What the task asks: Extract the full set of records that follows, word for word.

Supplied records:
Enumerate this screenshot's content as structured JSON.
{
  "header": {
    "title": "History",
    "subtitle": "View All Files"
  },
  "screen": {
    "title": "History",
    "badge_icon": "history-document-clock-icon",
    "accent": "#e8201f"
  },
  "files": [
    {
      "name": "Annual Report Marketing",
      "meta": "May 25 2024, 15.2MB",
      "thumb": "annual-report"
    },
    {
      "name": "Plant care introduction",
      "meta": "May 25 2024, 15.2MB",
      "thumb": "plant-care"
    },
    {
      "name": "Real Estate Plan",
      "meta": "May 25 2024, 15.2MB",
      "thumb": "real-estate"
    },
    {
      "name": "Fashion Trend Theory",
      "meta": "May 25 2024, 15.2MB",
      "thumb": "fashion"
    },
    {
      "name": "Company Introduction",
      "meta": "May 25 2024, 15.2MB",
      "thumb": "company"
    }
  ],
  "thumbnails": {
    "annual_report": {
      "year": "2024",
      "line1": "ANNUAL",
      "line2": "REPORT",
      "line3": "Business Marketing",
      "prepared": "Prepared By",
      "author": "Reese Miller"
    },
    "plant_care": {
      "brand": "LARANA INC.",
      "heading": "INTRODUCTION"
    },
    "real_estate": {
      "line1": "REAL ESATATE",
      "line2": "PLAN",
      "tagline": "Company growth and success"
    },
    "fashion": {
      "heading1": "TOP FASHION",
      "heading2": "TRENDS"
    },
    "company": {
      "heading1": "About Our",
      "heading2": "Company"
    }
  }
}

Answer below:
Enumerate this screenshot's content as structured JSON.
{
  "header": {
    "title": "History",
    "subtitle": "View All Files"
  },
  "screen": {
    "title": "History",
    "badge_icon": "history-document-clock-icon",
    "accent": "#e8201f"
  },
  "files": [
    {
      "name": "Annual Report Marketing",
      "meta": "May 25 2024, 15.2MB",
      "thumb": "annual-report"
    },
    {
      "name": "Plant care introduction",
      "meta": "May 25 2024, 15.2MB",
      "thumb": "plant-care"
    },
    {
      "name": "Real Estate Plan",
      "meta": "May 25 2024, 15.2MB",
      "thumb": "real-estate"
    },
    {
      "name": "Fashion Trend Theory",
      "meta": "May 25 2024, 15.2MB",
      "thumb": "fashion"
    },
    {
      "name": "Company Introduction",
      "meta": "May 25 2024, 15.2MB",
      "thumb": "company"
    }
  ],
  "thumbnails": {
    "annual_report": {
      "year": "2024",
      "line1": "ANNUAL",
      "line2": "REPORT",
      "line3": "Business Marketing",
      "prepared": "Prepared By",
      "author": "Reese Miller"
    },
    "plant_care": {
      "brand": "LARANA INC.",
      "heading": "INTRODUCTION"
    },
    "real_estate": {
      "line1": "REAL ESATATE",
      "line2": "PLAN",
      "tagline": "Company growth and success"
    },
    "fashion": {
      "heading1": "TOP FASHION",
      "heading2": "TRENDS"
    },
    "company": {
      "heading1": "About Our",
      "heading2": "Company"
    }
  }
}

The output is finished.